## start

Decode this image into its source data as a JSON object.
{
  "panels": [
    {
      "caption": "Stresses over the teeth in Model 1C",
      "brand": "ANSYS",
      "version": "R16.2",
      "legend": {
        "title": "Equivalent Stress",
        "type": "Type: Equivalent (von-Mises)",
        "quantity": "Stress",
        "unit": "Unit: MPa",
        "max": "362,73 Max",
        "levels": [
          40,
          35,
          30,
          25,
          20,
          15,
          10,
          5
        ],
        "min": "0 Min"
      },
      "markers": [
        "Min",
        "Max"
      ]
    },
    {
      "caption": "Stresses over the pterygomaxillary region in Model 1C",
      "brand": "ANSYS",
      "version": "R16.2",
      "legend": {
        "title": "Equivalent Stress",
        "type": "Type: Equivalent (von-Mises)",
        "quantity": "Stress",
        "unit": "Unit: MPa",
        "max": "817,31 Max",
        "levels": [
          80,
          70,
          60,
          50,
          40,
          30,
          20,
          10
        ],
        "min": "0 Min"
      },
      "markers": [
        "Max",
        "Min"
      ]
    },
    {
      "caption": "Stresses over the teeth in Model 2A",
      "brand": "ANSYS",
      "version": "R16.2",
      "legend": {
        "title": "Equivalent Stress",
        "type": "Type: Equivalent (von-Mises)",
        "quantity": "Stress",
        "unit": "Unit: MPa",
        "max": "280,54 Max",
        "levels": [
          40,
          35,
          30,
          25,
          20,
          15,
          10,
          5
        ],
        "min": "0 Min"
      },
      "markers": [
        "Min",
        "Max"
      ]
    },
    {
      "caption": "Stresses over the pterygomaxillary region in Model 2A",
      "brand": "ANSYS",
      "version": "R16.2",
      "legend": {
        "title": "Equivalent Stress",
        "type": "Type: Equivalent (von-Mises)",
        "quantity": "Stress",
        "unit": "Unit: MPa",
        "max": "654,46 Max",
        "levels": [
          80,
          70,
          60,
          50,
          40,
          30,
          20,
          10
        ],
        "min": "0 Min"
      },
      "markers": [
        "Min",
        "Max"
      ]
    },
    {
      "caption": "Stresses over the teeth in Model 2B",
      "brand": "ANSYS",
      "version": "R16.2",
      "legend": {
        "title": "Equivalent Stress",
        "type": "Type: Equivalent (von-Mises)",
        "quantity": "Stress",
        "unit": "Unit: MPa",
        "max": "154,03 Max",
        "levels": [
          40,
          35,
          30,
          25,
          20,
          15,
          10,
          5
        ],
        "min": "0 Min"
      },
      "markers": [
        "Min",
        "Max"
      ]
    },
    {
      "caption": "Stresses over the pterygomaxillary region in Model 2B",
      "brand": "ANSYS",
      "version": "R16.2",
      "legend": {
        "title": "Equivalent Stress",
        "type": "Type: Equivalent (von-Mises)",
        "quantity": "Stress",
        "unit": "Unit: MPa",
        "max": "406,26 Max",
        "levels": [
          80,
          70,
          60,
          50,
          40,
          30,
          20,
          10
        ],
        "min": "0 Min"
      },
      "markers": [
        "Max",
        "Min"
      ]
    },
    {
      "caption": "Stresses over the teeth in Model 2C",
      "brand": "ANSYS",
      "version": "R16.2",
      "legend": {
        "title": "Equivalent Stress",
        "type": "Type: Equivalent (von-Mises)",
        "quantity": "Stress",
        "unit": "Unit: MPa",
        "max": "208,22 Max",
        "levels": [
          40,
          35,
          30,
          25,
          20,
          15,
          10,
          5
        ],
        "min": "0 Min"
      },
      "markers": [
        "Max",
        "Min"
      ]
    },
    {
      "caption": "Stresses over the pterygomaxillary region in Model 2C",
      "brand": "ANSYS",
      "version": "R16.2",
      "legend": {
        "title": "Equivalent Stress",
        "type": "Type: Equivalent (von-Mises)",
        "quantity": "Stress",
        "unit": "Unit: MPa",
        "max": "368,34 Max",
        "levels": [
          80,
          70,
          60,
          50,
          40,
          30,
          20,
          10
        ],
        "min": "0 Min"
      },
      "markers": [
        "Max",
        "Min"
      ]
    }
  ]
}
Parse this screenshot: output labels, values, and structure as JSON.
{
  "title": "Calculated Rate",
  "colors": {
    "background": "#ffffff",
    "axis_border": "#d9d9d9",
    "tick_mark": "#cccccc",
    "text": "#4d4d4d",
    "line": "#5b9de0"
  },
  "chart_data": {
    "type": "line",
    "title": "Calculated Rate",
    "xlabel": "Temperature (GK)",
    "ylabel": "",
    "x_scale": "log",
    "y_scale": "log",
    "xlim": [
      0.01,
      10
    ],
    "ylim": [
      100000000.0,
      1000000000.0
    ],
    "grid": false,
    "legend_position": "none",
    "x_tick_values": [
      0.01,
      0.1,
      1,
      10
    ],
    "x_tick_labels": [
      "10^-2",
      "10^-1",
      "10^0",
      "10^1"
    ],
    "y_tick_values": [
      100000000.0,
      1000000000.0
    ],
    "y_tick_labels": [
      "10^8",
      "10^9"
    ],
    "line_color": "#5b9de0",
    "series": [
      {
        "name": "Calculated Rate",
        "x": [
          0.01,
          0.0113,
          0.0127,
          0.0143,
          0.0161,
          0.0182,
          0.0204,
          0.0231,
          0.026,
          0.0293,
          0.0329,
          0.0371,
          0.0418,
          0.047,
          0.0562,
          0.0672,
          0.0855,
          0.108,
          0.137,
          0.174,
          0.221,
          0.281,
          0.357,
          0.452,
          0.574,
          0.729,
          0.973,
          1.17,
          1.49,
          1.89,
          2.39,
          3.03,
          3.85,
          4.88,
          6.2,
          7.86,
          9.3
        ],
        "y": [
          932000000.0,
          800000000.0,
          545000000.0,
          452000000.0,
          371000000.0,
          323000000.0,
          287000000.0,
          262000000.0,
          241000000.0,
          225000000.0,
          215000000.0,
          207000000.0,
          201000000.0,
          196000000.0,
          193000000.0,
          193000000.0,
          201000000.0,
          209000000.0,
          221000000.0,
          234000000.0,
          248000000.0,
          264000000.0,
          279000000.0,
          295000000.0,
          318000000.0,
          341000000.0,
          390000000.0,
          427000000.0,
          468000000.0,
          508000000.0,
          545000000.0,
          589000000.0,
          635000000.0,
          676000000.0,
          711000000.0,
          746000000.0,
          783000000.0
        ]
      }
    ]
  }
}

## end

• What is expected:
Where a line contains "over", copy that line.

• Reply to the exercise:
      "caption": "Stresses over the teeth in Model 1C",
      "caption": "Stresses over the pterygomaxillary region in Model 1C",
      "caption": "Stresses over the teeth in Model 2A",
      "caption": "Stresses over the pterygomaxillary region in Model 2A",
      "caption": "Stresses over the teeth in Model 2B",
      "caption": "Stresses over the pterygomaxillary region in Model 2B",
      "caption": "Stresses over the teeth in Model 2C",
      "caption": "Stresses over the pterygomaxillary region in Model 2C",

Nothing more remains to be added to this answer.